Source passage.
**********

You have two options either give up your job or ring him while you're at work. If it was me I would ring my 12 year old through out the day when I had a break or a bit of time.

MadAboutWands · 08/05/2019 08:51

I'm getting the feeling that some people are equating 'no parents' with 'being alone'. 'I loved being by myself in the holidays when my parents were at work (but my sibling was there)' is not the same as 'my child will be completely alone for 10 hours a day'.

Thats only tue if

  • the child has a sibling older than them (Im assuming you woudt leave lets say a 9yo with an 11yo at home alone0
  • said children actualy getting on together and not constantly fighting
  • said sibling is staying at all and not going out all day with their friends.

The last one in particular is important for me. I do noy expect any of my dcs to curtail their own social agenda for the same of the other.

CanILeavenowplease · 08/05/2019 08:51

It’s not necessary for their safety so why should the tax payer pay for it?

Because it's better for the economy as a whole to have parents out working full time than part time or not at all? Because it will help stop the disparity between male/female pension contributions in the long term when marriages break down? Because some children can't be left at 12 (or older) for all sorts of reasons including immaturity, poor behaviour, disability, SEN needs etc. etc. and their parents wish to be economically active?

**********

Data for review.

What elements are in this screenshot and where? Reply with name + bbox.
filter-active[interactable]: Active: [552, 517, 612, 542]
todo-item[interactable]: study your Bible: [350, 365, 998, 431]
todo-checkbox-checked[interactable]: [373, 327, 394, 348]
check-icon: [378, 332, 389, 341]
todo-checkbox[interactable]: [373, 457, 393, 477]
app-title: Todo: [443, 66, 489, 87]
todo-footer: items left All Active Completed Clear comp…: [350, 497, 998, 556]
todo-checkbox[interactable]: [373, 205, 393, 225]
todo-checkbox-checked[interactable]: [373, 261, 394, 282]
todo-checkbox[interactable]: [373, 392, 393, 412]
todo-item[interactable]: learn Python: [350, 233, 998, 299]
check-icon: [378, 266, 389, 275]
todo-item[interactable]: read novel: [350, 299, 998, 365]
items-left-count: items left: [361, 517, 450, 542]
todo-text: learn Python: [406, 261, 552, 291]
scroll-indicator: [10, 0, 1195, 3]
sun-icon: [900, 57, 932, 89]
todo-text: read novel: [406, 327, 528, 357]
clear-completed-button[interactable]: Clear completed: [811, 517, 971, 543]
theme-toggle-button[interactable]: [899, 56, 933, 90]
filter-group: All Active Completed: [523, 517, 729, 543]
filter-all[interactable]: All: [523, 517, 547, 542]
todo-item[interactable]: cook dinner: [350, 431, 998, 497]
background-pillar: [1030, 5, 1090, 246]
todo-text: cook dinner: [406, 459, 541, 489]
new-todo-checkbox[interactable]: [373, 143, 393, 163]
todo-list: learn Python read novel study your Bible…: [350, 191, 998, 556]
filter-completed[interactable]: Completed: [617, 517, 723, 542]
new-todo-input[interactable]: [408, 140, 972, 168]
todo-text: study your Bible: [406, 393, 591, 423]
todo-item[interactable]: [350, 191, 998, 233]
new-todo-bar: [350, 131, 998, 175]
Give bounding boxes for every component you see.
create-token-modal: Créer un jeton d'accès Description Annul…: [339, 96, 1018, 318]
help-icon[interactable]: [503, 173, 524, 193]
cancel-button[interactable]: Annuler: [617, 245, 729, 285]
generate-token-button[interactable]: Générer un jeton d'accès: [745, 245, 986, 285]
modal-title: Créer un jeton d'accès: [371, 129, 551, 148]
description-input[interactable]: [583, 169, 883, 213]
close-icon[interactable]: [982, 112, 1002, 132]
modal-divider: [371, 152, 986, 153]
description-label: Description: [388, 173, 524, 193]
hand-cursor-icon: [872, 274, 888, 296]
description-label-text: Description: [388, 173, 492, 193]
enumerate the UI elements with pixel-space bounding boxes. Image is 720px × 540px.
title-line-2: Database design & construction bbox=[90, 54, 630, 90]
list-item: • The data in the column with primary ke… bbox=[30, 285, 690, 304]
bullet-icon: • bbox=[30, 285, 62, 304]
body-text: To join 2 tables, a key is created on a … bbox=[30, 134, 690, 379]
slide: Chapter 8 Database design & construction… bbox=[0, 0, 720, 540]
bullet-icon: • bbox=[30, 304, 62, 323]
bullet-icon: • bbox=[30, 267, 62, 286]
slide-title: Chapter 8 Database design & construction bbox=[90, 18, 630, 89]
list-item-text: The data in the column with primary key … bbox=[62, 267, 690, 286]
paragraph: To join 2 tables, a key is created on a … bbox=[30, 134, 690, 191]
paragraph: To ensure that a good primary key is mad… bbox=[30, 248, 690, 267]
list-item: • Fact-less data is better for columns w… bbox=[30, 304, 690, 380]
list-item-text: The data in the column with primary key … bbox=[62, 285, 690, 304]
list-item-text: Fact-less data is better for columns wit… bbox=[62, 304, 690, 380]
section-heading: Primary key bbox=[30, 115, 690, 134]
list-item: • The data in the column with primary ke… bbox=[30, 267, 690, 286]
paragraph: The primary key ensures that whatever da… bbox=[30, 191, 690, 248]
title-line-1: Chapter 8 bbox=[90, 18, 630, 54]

**********

Problems and tasks.
1. Answer each question from the forum thread about leaving children home alone.
(a) How old is the child the first poster says they would ring throughout the day?
(b) According to MadAboutWands, what should none of the children have to curtail for the sake of the other?
(c) According to CanILeavenowplease, what disparity would be helped in the long term when marriages break down?
2. Reproduce the part of the forum thread from "I'm getting the" to "pay for it?".
3. Write the next part of the forum thread about leaving children home alone, picking up after its final sentence.

Written responses.
1.
(a) 12 years old.
(b) Their own social agenda.
(c) The disparity between male and female pension contributions.

2.
I'm getting the feeling that some people are equating 'no parents' with 'being alone'. 'I loved being by myself in the holidays when my parents were at work (but my sibling was there)' is not the same as 'my child will be completely alone for 10 hours a day'.

Thats only tue if

  • the child has a sibling older than them (Im assuming you woudt leave lets say a 9yo with an 11yo at home alone0
  • said children actualy getting on together and not constantly fighting
  • said sibling is staying at all and not going out all day with their friends.

The last one in particular is important for me. I do noy expect any of my dcs to curtail their own social agenda for the same of the other.

CanILeavenowplease · 08/05/2019 08:51

It’s not necessary for their safety so why should the tax payer pay for it?

3.
isabellerossignol · 08/05/2019 08:54

IF you have any private schools near you see if they do any activities

The OP said she was in N Ireland.

MadAboutWands · 08/05/2019 08:55

wengie fwiw my mum did that when I was a child.
It certainly helped her feel better and know and i was safe. It didnt. ake ay difference to me. I was still bored (I would have spent all my time stuck on a screen if they had existed then). And the 2 mins i had talked with her didnt made a dent on how hard and boring I was finding being at home alone.
Going out in town wasnt particularly entertaining either. Not on your own and for days on end.

ipswichwitch · 08/05/2019 08:56

my DC aren’t that age yet, but I imagine my 7yo to be sensible and capable of being at home at 12 while we work - he’s a good sensible lad who is capable of following the rules. Problem is, he’s never liked being on his own, his friends all live a bus ride away, and DH and I are out the house by 7.30, not home until around 5.

DS2 however is being assessed for asd and I can’t see him being at all capable of being left at home in the holidays. He has no impulse control, his executive function is really poor so no trusting him with a key (he loses everything) and would forget to lock up anyway. I don’t think it would be particularly fair on his older brother to expect him to have to be in charge of him - they get on well but they do fight and DS2 can be controlling and pretty hard to handle at times.

Obviously things could change by the time we are in this position, but we have been talking about what we are going to do when DS2 is in secondary and how we will cover holidays. Not every 12yo is able to be left at home - not if I want a home to come back to!

RosemarysBush · 08/05/2019 08:56

I’m amazed that there are so many 12 year olds left alone all summer. My daughter would have felt so lonely and depressed at that age.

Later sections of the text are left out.